*** SOURCE MATERIAL
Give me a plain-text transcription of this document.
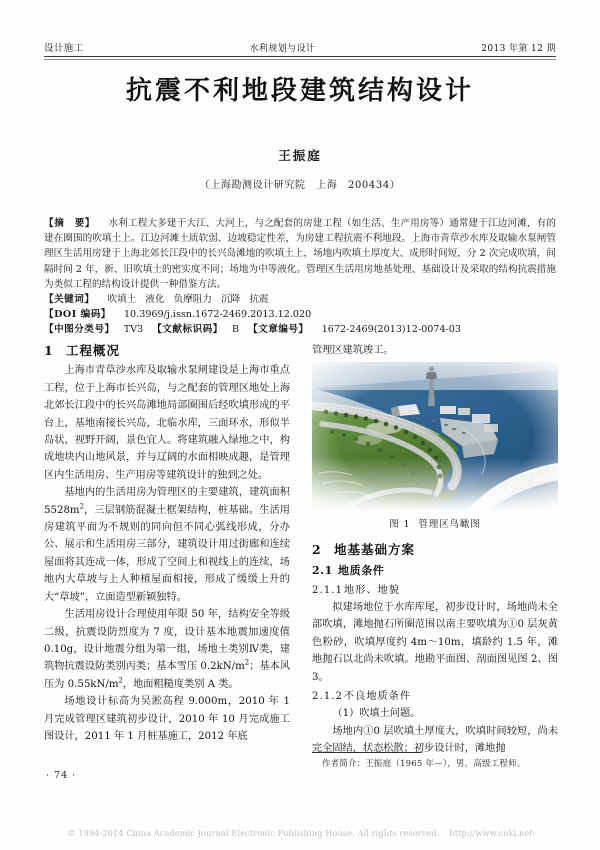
设计施工	水利规划与设计	2013 年第 12 期
抗震不利地段建筑结构设计
王振庭
（上海勘测设计研究院　上海　200434）

【摘　要】 水利工程大多建于大江、大河上，与之配套的房建工程（如生活、生产用房等）通常建于江边河滩，有的建在圈围的吹填土上。江边河滩土质软弱、边坡稳定性差，为房建工程抗震不利地段。上海市青草沙水库及取输水泵闸管理区生活用房建于上海北郊长江段中的长兴岛滩地的吹填土上，场地内吹填土厚度大、成形时间短，分 2 次完成吹填，间隔时间 2 年，新、旧吹填土的密实度不同；场地为中等液化。管理区生活用房地基处理、基础设计及采取的结构抗震措施为类似工程的结构设计提供一种借鉴方法。

【关键词】 吹填土 液化 负摩阻力 沉降 抗震

【DOI 编码】 10.3969/j.issn.1672-2469.2013.12.020

【中图分类号】 TV3 【文献标识码】 B 【文章编号】 1672-2469(2013)12-0074-03

1 工程概况

上海市青草沙水库及取输水泵闸建设是上海市重点工程，位于上海市长兴岛，与之配套的管理区地处上海北郊长江段中的长兴岛滩地局部圈围后经吹填形成的平台上，基地南接长兴岛，北临水库，三面环水，形似半岛状，视野开阔，景色宜人。将建筑融入绿地之中，构成地块内山地风景，并与辽阔的水面相映成趣，是管理区内生活用房、生产用房等建筑设计的独到之处。

基地内的生活用房为管理区的主要建筑，建筑面积 $5528m^2$，三层钢筋混凝土框架结构，桩基础。生活用房建筑平面为不规则的同向但不同心弧线形成，分办公、展示和生活用房三部分，建筑设计用过街廊和连续屋面将其连成一体，形成了空间上和视线上的连续，场地内大草坡与上人种植屋面相接，形成了缓缓上升的大“草坡”，立面造型新颖独特。

生活用房设计合理使用年限 50 年，结构安全等级二级，抗震设防烈度为 7 度，设计基本地震加速度值 0.10g，设计地震分组为第一组，场地土类别Ⅳ类，建筑物抗震设防类别丙类；基本雪压 $0.2kN/m^2$；基本风压为 $0.55kN/m^2$，地面粗糙度类别 A 类。

场地设计标高为吴淞高程 9.000m，2010 年 1 月完成管理区建筑初步设计，2010 年 10 月完成施工图设计，2011 年 1 月桩基施工，2012 年底

管理区建筑竣工。

图 1 管理区鸟瞰图
2 地基基础方案
2.1 地质条件
2.1.1地形、地貌

拟建场地位于水库库尾，初步设计时，场地尚未全部吹填，滩地抛石所圈范围以南主要吹填为①0 层灰黄色粉砂，吹填厚度约 4m～10m，填龄约 1.5 年，滩地抛石以北尚未吹填。地勘平面图、剖面图见图 2、图 3。

2.1.2不良地质条件

（1）吹填土问题。

场地内①0 层吹填土厚度大，吹填时间较短，尚未完全固结，状态松散；初步设计时，滩地抛

· 74 ·
作者简介：王振庭（1965 年—），男，高级工程师。
© 1994-2014 China Academic Journal Electronic Publishing House. All rights reserved. http://www.cnki.net
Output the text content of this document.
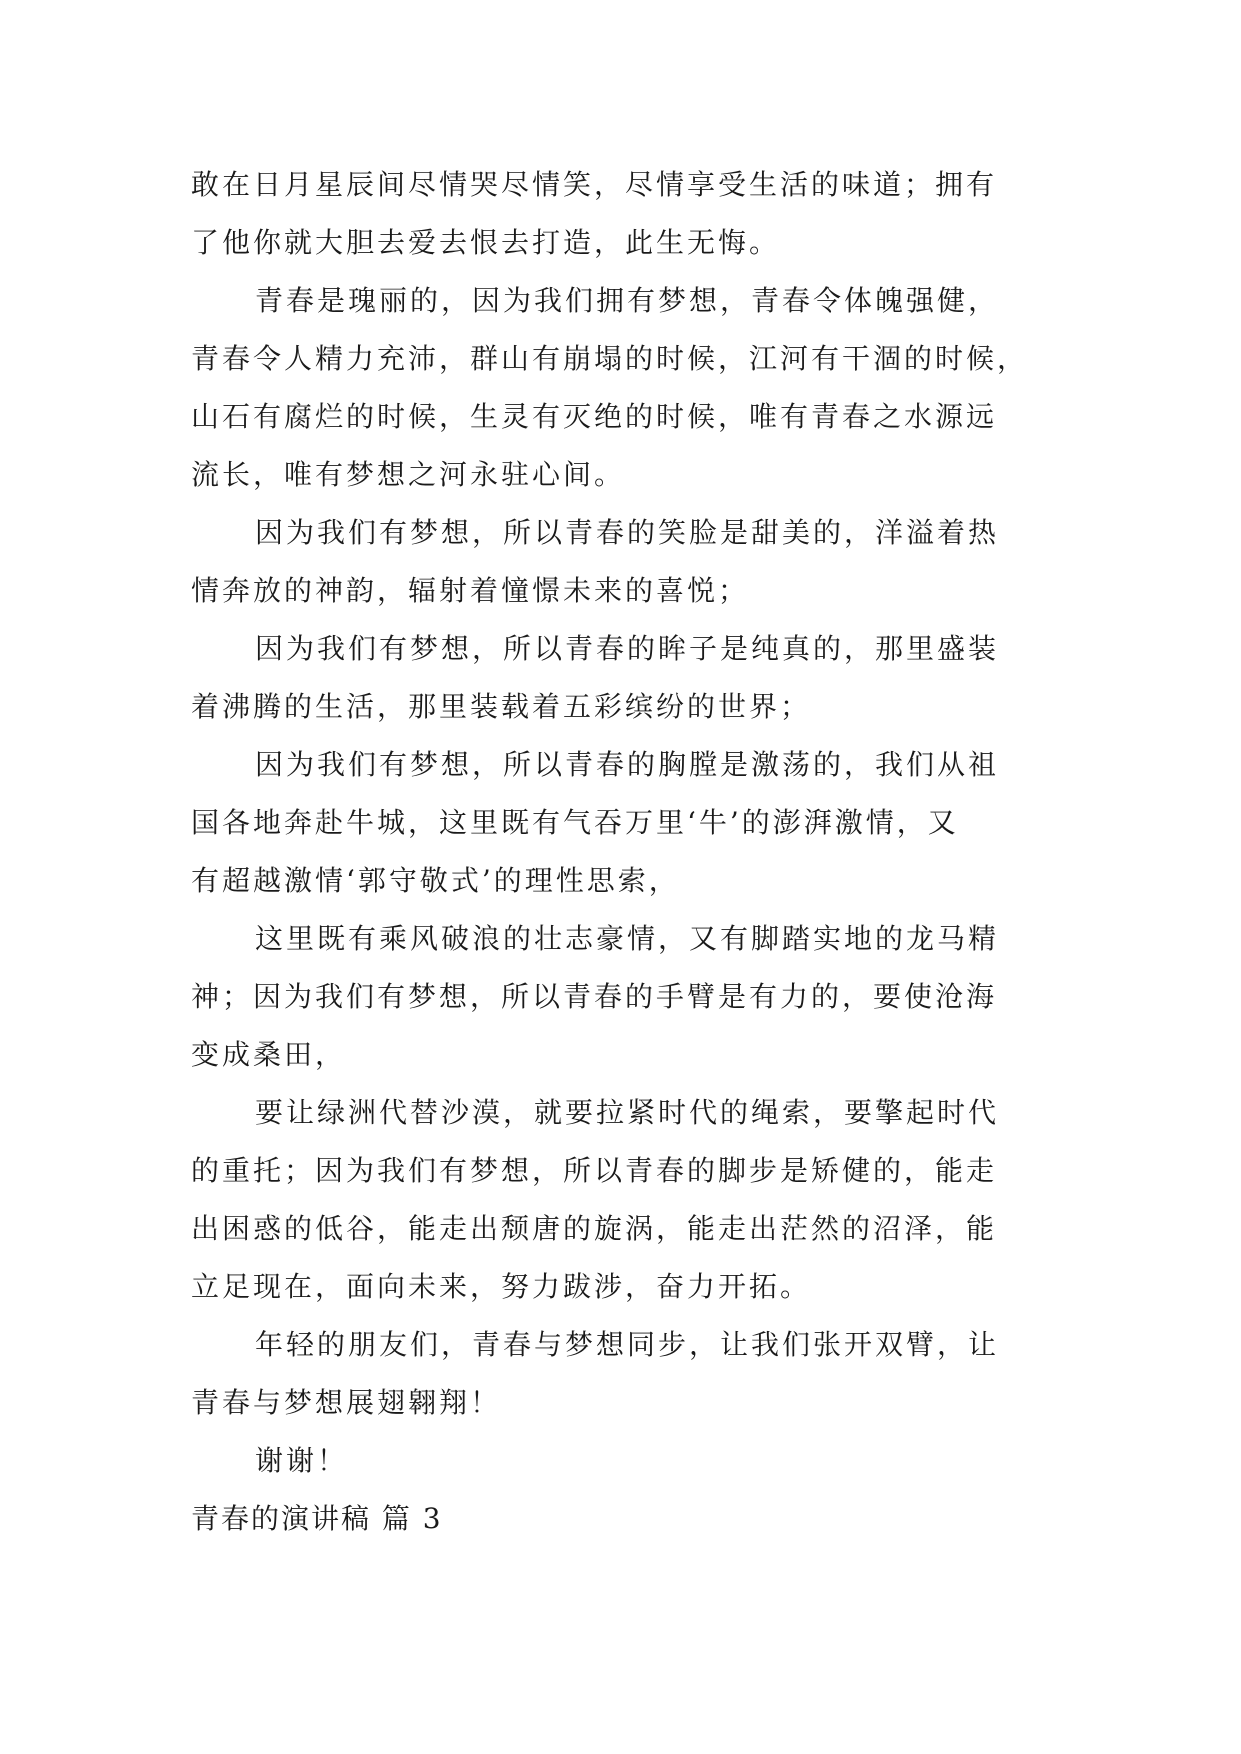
敢在日月星辰间尽情哭尽情笑，尽情享受生活的味道；拥有
了他你就大胆去爱去恨去打造，此生无悔。
青春是瑰丽的，因为我们拥有梦想，青春令体魄强健，
青春令人精力充沛，群山有崩塌的时候，江河有干涸的时候，
山石有腐烂的时候，生灵有灭绝的时候，唯有青春之水源远
流长，唯有梦想之河永驻心间。
因为我们有梦想，所以青春的笑脸是甜美的，洋溢着热
情奔放的神韵，辐射着憧憬未来的喜悦；
因为我们有梦想，所以青春的眸子是纯真的，那里盛装
着沸腾的生活，那里装载着五彩缤纷的世界；
因为我们有梦想，所以青春的胸膛是激荡的，我们从祖
国各地奔赴牛城，这里既有气吞万里‘牛’的澎湃激情，又
有超越激情‘郭守敬式’的理性思索，
这里既有乘风破浪的壮志豪情，又有脚踏实地的龙马精
神；因为我们有梦想，所以青春的手臂是有力的，要使沧海
变成桑田，
要让绿洲代替沙漠，就要拉紧时代的绳索，要擎起时代
的重托；因为我们有梦想，所以青春的脚步是矫健的，能走
出困惑的低谷，能走出颓唐的旋涡，能走出茫然的沼泽，能
立足现在，面向未来，努力跋涉，奋力开拓。
年轻的朋友们，青春与梦想同步，让我们张开双臂，让
青春与梦想展翅翱翔！
谢谢！
青春的演讲稿 篇 3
******
**TASK BRIEF**
Gather each line in these records that contains the string "因为我们有梦想".

**WORKED SOLUTION**
因为我们有梦想，所以青春的笑脸是甜美的，洋溢着热
因为我们有梦想，所以青春的眸子是纯真的，那里盛装
因为我们有梦想，所以青春的胸膛是激荡的，我们从祖
神；因为我们有梦想，所以青春的手臂是有力的，要使沧海
的重托；因为我们有梦想，所以青春的脚步是矫健的，能走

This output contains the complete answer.